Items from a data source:
┌────────
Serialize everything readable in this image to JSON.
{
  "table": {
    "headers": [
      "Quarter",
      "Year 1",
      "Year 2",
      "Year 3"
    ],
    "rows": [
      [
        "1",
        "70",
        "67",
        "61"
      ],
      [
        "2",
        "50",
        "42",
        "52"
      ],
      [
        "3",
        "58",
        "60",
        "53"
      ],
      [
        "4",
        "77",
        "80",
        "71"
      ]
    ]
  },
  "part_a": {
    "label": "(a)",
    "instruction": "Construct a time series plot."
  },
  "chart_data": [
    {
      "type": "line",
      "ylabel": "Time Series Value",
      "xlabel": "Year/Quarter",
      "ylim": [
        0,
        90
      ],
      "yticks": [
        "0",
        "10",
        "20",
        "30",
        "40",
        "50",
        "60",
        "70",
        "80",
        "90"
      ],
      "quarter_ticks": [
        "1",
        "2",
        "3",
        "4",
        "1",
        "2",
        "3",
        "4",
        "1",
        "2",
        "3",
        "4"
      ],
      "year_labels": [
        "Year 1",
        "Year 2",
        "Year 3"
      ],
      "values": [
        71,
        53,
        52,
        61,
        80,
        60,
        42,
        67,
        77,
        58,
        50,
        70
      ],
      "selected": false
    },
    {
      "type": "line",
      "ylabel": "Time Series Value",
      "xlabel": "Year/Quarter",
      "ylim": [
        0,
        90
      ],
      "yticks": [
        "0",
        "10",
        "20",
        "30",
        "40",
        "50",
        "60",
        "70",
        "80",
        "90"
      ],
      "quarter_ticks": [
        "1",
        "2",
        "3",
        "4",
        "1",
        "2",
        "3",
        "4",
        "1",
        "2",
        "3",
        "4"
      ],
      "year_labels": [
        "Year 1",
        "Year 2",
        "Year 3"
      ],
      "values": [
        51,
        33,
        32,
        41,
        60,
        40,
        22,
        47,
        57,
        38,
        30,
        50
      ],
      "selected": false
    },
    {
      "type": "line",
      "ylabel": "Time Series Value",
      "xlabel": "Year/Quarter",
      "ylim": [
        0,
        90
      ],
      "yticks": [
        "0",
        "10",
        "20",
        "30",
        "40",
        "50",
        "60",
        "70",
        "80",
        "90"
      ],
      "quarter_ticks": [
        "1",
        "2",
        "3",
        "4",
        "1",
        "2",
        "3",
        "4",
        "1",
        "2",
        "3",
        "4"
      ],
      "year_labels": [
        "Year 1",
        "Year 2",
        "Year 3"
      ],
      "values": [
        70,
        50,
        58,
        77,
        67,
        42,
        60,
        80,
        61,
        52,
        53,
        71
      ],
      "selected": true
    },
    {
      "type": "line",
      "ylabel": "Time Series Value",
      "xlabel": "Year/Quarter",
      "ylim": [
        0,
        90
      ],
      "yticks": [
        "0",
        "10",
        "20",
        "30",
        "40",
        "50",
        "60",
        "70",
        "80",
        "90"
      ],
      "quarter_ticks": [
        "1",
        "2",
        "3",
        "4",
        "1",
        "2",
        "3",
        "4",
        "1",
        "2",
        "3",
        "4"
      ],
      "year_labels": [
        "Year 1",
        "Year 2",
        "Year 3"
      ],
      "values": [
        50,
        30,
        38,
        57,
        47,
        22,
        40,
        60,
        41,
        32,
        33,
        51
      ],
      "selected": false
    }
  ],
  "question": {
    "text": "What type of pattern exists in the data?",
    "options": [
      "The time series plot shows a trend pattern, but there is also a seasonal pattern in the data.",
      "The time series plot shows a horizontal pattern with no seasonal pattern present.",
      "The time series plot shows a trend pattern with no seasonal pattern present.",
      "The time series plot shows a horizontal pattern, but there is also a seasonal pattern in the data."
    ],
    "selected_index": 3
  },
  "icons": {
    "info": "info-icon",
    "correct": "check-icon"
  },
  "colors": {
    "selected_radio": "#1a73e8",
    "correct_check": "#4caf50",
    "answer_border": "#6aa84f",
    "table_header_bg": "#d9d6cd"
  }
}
└────────
→ **TASK BRIEF**
Which lines in the listing above hold the word "present"? Show each of them.

→ **WORKED ANSWER**
      "The time series plot shows a horizontal pattern with no seasonal pattern present.",
      "The time series plot shows a trend pattern with no seasonal pattern present.",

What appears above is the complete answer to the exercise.